### GIVEN INSTRUCTION
Rewrite the listing from its first line through the line containing "- cell-min-value: 41.25: [979, 619, 1064, 662]", inclusive, replacing "elements" with "items" and leaving everything else unchanged.

### RAW RECORDS
'''

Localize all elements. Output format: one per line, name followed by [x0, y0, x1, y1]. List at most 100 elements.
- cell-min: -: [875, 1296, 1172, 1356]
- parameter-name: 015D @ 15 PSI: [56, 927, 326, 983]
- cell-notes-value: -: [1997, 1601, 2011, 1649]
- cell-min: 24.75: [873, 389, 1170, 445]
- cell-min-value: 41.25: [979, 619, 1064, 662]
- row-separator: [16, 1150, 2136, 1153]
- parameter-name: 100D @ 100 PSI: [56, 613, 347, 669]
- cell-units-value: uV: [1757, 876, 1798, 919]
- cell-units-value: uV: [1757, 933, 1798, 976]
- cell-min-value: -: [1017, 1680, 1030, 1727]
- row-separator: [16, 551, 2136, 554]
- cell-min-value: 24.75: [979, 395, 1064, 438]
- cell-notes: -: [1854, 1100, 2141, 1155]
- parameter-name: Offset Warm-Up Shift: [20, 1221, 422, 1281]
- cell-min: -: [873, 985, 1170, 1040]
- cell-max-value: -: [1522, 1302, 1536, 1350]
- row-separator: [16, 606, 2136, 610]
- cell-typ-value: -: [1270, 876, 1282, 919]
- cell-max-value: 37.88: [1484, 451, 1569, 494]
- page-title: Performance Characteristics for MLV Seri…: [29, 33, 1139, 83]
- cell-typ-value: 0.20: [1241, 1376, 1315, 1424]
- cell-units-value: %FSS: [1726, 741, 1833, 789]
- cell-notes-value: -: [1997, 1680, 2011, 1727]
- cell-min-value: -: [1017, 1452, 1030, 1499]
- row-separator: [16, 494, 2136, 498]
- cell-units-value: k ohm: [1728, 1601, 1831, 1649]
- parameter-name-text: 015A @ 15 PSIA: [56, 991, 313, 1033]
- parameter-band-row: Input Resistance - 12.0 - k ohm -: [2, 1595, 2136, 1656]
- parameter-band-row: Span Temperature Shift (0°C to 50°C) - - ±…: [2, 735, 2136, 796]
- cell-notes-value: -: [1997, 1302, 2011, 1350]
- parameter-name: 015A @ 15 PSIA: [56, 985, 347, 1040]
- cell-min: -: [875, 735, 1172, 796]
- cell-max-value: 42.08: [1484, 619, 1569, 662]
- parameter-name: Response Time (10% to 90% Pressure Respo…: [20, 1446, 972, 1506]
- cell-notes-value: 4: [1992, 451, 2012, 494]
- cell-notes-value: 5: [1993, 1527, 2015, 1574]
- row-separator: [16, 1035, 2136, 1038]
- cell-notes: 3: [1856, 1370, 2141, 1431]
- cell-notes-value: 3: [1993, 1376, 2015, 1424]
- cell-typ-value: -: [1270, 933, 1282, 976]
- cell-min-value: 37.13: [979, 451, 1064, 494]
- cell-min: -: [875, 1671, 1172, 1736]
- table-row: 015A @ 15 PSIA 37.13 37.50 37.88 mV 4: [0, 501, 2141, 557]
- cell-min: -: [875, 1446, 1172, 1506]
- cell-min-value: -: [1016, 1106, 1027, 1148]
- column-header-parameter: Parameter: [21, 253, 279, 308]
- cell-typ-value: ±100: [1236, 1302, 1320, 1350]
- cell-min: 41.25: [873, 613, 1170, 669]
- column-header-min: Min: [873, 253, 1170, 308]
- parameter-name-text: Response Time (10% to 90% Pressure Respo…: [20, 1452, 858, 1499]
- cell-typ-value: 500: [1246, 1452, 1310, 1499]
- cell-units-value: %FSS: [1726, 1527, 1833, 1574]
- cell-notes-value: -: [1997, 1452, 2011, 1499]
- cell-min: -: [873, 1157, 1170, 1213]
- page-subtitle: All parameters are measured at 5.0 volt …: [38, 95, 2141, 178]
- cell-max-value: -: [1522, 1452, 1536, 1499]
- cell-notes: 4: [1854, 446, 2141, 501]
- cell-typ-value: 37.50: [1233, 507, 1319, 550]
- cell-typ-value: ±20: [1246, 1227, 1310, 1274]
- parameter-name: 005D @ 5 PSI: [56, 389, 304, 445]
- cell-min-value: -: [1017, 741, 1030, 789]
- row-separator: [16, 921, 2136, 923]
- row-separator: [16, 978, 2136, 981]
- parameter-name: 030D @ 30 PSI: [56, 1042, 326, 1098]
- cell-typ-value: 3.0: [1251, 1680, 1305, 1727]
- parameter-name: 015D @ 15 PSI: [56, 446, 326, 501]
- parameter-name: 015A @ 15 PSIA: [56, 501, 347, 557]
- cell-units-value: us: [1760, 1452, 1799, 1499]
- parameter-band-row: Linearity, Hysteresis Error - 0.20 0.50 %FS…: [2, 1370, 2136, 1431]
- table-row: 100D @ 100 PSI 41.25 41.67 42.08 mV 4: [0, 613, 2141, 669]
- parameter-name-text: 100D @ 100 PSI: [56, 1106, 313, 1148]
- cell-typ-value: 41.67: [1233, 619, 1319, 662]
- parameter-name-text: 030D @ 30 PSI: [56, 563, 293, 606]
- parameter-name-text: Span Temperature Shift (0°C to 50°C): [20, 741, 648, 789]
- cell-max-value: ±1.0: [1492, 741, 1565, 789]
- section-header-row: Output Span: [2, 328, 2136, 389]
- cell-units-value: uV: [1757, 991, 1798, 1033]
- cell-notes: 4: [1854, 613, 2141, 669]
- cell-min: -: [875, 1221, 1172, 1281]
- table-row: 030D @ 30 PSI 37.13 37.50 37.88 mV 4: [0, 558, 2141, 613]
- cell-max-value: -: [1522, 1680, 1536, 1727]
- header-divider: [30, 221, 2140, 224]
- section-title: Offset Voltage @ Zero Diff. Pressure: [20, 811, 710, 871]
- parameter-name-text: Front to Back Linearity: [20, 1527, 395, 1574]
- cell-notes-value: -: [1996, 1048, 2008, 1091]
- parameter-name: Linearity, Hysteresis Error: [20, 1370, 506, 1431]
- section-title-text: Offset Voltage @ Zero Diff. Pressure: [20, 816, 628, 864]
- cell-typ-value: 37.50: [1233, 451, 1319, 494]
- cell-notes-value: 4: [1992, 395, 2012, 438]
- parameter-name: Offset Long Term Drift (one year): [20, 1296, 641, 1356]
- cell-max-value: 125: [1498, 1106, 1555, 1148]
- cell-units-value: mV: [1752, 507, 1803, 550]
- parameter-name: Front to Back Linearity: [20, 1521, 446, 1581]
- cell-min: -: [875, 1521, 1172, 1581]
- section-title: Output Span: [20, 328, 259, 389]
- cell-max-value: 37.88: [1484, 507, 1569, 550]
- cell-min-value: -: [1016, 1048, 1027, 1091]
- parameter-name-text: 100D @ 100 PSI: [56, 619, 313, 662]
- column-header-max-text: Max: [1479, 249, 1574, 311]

'''

### RESPONSE
Localize all items. Output format: one per line, name followed by [x0, y0, x1, y1]. List at most 100 items.
- cell-min: -: [875, 1296, 1172, 1356]
- parameter-name: 015D @ 15 PSI: [56, 927, 326, 983]
- cell-notes-value: -: [1997, 1601, 2011, 1649]
- cell-min: 24.75: [873, 389, 1170, 445]
- cell-min-value: 41.25: [979, 619, 1064, 662]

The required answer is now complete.